Taxonomic Bias in the Fossil Record: Is it really an issue?

As a palaeontologist, especially one who doesn’t work on vertebrates and shelled invertebrates, the adequacy of the fossil record for phylogenetics and for finding out evolutionary origins of taxa is a topic I often wrestle with – Darwin himself also famously complained about this issue, devoting an entire chapter to it; all of his complaints are still valid nowadays. The value of sites of exceptional preservation was highlighted multiple times in my Rise of Animals post, but these sites truly are exceptional and not representative of the entire fossil record. In this post, I want to just discuss my own opinion on the issue of bias in the fossil record, specifically as it concerns the issue of taxonomic scale, as it’s important not only for every single palaeontologist, but also for zoologists (/botanists, etc.) using palaeontological data. This question is part of the field of taphonomy, by the way.

First, it must be said clearly that not every organism that ever lived has been fossilised because of where they lived, how they died or any other factor. Those that have been fossilised might have been destroyed after being deposited, either through geology (tectonics, metamorphosis, etc.) or through geochemistry. Finally, these fossils have to be found and collected. So the record is, at face value, very incomplete – which is why every single fossil is a valuable resource that has the potential to tell us a lot.

But the incompleteness isn’t the only problem. As Raup (1972) showed, there is significant bias in the fossil record as well. The picture above provides a simple summary flowchart (Kidwell & Flessa, 1996). This seems obvious from common sense: older rocks have probably gone through more geological events and thus are less likely to have preserved their fossils (in studiable conditions anyway). This is also true empirically (but with caveats, as we will see): 5 minutes from my house is a 2-4 Ma fossil locality where I can collect tons of wonderfully preserved shells off the ground. Alternatively, I could go to the much older metamorphically-modified Cretaceous rocks on the western side of the island, and I’ll be lucky if I find an ammonite.

Supplied material ▸
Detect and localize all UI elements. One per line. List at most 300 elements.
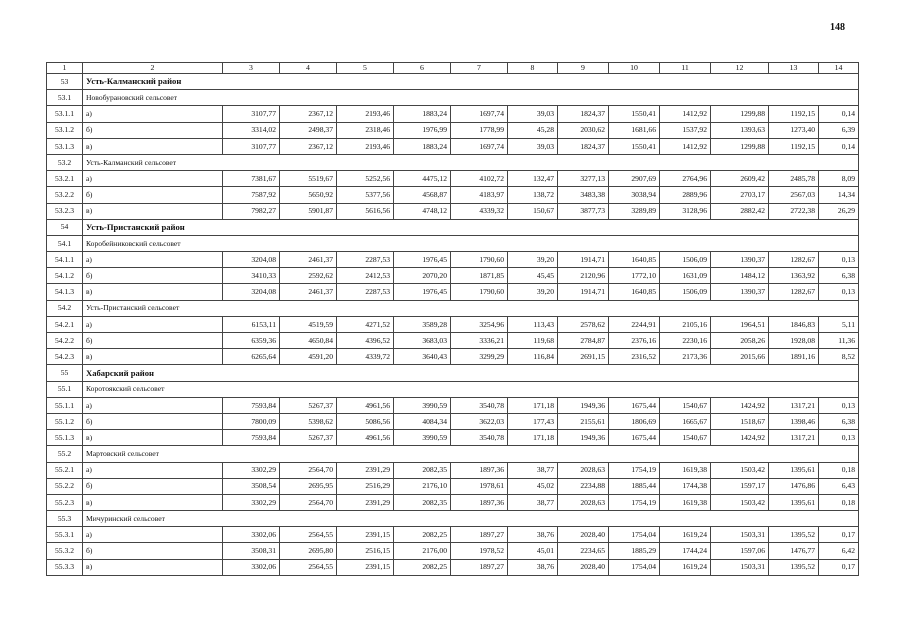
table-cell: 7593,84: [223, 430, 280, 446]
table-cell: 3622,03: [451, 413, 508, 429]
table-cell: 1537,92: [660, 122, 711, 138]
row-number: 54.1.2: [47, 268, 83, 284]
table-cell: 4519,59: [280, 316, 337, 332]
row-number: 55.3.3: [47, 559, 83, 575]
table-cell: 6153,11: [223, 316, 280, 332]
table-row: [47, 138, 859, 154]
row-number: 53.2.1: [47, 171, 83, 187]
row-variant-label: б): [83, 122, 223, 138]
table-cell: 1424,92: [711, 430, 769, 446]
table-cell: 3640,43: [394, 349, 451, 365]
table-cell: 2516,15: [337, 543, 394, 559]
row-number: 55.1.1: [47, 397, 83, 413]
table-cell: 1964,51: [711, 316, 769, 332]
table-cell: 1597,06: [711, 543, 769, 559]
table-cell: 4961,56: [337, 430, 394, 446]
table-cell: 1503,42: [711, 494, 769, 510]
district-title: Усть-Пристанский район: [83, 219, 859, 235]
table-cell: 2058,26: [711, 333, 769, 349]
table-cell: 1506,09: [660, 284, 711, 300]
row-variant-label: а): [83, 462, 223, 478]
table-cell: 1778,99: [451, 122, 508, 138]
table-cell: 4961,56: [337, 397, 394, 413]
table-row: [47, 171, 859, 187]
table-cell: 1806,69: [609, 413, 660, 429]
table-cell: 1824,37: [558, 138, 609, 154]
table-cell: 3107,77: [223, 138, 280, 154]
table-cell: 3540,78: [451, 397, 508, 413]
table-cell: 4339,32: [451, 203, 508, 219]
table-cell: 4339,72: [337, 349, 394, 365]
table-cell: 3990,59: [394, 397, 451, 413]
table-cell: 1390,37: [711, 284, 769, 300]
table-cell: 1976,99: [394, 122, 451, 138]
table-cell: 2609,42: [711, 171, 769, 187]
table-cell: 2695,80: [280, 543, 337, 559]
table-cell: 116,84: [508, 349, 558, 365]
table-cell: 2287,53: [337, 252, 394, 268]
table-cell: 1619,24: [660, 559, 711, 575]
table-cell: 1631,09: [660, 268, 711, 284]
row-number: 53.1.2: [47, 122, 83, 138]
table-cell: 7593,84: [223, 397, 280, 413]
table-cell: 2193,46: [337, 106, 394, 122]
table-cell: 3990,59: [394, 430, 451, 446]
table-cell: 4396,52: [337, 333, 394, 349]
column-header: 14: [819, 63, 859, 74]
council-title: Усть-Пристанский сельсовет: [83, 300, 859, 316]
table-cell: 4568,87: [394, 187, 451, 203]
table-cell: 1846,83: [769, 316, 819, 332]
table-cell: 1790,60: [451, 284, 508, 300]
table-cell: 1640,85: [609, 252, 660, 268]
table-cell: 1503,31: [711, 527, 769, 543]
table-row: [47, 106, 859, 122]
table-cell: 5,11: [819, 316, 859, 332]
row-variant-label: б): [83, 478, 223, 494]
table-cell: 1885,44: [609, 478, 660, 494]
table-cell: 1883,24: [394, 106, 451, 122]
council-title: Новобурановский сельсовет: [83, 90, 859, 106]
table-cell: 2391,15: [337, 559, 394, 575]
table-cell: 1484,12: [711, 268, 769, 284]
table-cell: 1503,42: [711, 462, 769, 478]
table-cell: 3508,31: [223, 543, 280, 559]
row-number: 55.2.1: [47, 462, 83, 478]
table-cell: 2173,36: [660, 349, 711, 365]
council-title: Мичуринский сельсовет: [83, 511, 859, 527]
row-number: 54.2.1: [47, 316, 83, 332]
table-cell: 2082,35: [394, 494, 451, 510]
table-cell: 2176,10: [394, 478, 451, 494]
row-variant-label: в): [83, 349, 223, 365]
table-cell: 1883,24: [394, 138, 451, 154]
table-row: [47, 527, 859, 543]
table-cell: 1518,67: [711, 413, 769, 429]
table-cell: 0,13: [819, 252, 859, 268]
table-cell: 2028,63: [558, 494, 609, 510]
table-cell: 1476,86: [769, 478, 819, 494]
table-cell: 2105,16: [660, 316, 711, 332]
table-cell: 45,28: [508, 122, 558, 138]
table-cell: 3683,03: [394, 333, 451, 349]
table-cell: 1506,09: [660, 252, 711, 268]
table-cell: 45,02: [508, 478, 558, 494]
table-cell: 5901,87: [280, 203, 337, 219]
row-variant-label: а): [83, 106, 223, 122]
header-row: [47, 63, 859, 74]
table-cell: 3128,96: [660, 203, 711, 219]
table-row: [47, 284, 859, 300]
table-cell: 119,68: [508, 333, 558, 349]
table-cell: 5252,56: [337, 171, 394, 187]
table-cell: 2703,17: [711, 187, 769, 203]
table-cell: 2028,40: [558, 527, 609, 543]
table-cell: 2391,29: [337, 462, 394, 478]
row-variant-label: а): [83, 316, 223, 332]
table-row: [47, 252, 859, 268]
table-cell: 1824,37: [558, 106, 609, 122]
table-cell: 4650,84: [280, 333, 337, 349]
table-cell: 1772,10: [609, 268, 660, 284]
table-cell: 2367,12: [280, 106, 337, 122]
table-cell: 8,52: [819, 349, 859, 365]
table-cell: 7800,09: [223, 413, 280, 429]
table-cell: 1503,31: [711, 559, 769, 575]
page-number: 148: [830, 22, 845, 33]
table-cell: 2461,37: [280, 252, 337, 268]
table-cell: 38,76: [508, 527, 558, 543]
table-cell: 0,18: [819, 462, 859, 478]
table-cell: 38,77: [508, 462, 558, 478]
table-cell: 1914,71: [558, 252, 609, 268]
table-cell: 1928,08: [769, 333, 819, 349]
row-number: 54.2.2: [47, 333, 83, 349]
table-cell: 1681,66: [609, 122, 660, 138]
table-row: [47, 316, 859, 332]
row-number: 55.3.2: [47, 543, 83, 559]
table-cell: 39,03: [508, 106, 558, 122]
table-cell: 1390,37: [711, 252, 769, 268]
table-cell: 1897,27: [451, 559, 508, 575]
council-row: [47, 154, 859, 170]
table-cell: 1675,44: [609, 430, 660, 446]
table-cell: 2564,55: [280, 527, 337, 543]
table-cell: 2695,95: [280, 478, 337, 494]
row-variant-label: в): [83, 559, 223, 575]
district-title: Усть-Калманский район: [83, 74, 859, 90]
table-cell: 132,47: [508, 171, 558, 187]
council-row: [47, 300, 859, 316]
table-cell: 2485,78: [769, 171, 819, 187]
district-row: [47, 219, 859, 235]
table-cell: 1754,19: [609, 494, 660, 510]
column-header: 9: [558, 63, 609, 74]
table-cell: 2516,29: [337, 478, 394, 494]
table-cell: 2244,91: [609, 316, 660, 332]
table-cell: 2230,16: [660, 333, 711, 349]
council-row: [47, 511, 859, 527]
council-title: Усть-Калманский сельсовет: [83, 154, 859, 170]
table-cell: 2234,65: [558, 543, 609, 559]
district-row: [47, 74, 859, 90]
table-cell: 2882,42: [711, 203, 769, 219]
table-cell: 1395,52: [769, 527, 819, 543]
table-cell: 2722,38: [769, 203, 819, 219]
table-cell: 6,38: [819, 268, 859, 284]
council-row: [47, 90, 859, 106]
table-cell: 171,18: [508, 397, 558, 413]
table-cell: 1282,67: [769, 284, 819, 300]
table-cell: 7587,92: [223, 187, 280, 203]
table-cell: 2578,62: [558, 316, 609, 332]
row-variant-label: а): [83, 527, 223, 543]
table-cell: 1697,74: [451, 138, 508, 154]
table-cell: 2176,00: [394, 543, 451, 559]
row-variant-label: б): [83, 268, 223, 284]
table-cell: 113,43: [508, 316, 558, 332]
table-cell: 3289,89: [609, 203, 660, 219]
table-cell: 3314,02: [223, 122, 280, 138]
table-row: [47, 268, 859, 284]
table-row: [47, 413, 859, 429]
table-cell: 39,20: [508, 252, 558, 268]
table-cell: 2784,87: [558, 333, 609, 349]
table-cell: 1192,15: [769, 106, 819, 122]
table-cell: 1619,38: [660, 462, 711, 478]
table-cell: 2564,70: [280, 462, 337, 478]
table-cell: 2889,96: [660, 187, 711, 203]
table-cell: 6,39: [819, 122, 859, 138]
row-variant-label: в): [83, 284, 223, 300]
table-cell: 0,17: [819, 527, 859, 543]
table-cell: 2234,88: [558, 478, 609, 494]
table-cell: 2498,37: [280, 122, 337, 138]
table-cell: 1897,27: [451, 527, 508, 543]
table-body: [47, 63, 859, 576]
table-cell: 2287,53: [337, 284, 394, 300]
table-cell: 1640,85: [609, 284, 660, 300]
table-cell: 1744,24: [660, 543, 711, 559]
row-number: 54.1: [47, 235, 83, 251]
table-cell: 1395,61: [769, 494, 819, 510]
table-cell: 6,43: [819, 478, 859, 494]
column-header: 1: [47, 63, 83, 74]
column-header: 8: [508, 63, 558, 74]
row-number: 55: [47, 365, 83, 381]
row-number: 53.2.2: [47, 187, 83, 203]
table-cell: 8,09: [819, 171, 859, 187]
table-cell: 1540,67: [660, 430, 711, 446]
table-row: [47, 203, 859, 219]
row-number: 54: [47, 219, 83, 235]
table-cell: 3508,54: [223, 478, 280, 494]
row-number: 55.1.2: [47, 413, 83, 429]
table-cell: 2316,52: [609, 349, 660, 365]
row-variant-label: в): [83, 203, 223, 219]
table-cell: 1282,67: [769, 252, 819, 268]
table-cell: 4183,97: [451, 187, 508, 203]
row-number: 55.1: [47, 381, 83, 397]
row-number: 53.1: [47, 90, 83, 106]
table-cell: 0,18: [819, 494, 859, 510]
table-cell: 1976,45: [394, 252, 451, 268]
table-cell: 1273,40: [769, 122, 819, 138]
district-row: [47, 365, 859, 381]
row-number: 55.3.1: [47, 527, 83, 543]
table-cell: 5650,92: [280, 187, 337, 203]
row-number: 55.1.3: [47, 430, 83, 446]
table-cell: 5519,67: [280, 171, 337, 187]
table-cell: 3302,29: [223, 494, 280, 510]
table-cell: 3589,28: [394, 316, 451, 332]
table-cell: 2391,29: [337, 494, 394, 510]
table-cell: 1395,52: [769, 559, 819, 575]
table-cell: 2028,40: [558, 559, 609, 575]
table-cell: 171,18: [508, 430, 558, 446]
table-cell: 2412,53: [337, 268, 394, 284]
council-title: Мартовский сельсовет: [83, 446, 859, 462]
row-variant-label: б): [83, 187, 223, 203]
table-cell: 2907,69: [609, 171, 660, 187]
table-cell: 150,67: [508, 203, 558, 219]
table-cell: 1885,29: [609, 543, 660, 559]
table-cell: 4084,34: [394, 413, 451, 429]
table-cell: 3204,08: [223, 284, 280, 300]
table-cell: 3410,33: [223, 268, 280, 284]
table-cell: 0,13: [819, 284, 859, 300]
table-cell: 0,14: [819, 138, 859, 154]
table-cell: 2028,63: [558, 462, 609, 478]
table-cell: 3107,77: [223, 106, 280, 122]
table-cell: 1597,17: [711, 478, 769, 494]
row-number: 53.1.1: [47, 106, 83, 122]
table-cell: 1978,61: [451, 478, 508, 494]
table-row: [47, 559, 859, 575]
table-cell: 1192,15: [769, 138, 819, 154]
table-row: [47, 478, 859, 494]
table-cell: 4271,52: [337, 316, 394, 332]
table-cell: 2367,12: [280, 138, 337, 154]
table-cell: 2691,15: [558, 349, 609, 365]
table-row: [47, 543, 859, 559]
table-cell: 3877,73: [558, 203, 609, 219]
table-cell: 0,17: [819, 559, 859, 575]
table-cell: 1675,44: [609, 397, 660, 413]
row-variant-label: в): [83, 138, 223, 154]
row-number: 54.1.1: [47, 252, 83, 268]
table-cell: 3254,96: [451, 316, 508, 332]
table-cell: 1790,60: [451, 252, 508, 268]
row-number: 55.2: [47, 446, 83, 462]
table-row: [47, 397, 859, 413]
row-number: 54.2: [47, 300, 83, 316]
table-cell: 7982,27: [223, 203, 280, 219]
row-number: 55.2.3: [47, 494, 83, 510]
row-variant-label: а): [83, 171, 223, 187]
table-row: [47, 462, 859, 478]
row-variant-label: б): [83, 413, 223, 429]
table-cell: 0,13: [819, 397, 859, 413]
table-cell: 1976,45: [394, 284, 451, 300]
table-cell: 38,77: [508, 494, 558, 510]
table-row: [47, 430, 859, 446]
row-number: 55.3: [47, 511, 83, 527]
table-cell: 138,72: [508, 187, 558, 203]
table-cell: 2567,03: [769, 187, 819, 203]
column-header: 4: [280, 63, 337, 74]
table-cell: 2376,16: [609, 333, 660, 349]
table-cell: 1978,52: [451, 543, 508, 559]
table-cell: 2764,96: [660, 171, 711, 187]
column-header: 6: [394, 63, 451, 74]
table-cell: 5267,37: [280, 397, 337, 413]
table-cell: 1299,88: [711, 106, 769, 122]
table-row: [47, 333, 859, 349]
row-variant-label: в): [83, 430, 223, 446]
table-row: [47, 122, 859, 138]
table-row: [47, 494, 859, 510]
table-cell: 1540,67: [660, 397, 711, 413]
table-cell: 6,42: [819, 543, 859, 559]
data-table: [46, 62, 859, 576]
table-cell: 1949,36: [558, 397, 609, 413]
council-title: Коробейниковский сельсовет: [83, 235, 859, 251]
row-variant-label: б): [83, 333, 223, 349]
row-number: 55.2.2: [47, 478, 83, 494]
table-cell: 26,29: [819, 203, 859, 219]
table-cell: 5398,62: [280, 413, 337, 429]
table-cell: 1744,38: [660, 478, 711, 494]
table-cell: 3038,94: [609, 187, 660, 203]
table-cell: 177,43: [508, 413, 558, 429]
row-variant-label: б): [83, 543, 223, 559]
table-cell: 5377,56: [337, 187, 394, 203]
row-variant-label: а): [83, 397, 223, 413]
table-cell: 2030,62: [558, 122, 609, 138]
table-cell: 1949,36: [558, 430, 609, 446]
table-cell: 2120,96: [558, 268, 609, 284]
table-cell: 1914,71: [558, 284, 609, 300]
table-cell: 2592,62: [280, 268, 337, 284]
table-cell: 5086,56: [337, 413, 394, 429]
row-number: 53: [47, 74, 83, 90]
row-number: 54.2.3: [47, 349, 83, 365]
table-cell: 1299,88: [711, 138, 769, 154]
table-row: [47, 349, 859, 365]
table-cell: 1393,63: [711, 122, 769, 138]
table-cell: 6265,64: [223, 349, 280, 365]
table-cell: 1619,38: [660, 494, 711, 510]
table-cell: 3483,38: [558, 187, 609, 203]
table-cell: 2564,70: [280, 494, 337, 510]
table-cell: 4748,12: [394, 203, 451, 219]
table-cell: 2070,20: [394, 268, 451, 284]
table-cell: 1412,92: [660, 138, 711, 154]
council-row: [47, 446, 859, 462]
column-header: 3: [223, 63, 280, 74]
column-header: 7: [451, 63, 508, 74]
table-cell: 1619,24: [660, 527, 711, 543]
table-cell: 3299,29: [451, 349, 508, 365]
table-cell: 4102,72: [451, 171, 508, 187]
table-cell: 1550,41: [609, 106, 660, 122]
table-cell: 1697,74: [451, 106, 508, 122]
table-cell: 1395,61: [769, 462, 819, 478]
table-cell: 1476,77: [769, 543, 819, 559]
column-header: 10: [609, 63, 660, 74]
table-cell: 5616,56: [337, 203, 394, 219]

==

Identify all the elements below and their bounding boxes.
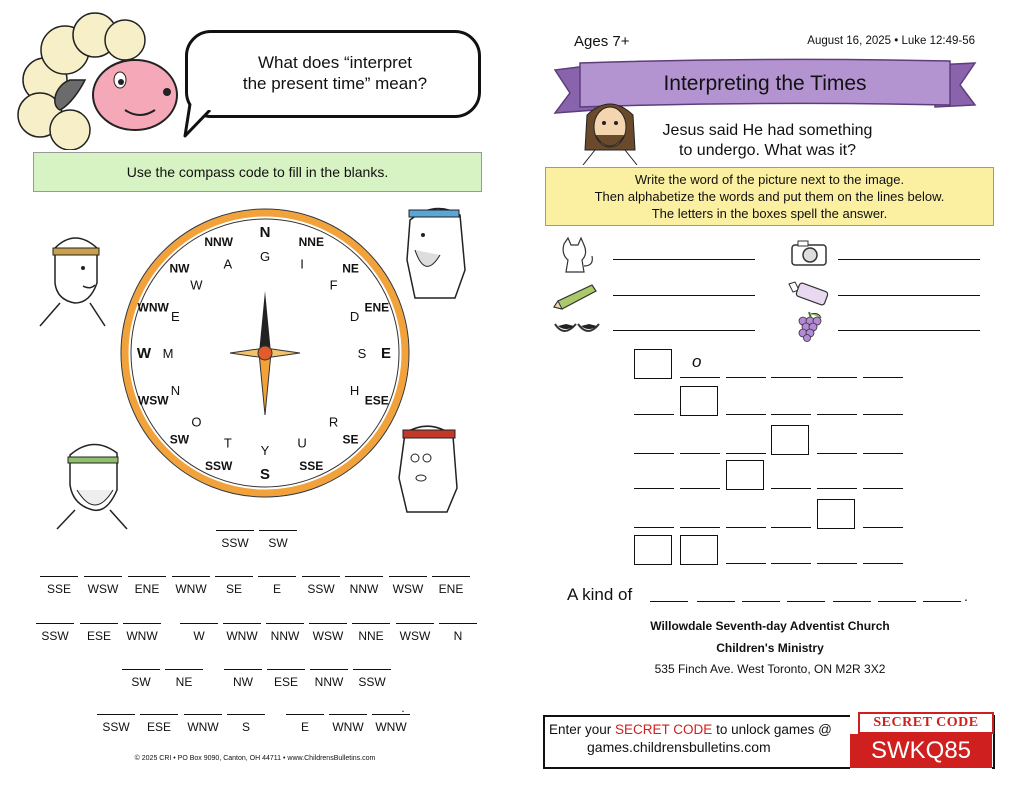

Instruction ▸ Could you return the passage of the fossil-bias post from "First, it must" up to and including "tell us a lot.", copied word for word? The records have nothing to do with what is asked here.

Finished exercise ▸
First, it must be said clearly that not every organism that ever lived has been fossilised because of where they lived, how they died or any other factor. Those that have been fossilised might have been destroyed after being deposited, either through geology (tectonics, metamorphosis, etc.) or through geochemistry. Finally, these fossils have to be found and collected. So the record is, at face value, very incomplete – which is why every single fossil is a valuable resource that has the potential to tell us a lot.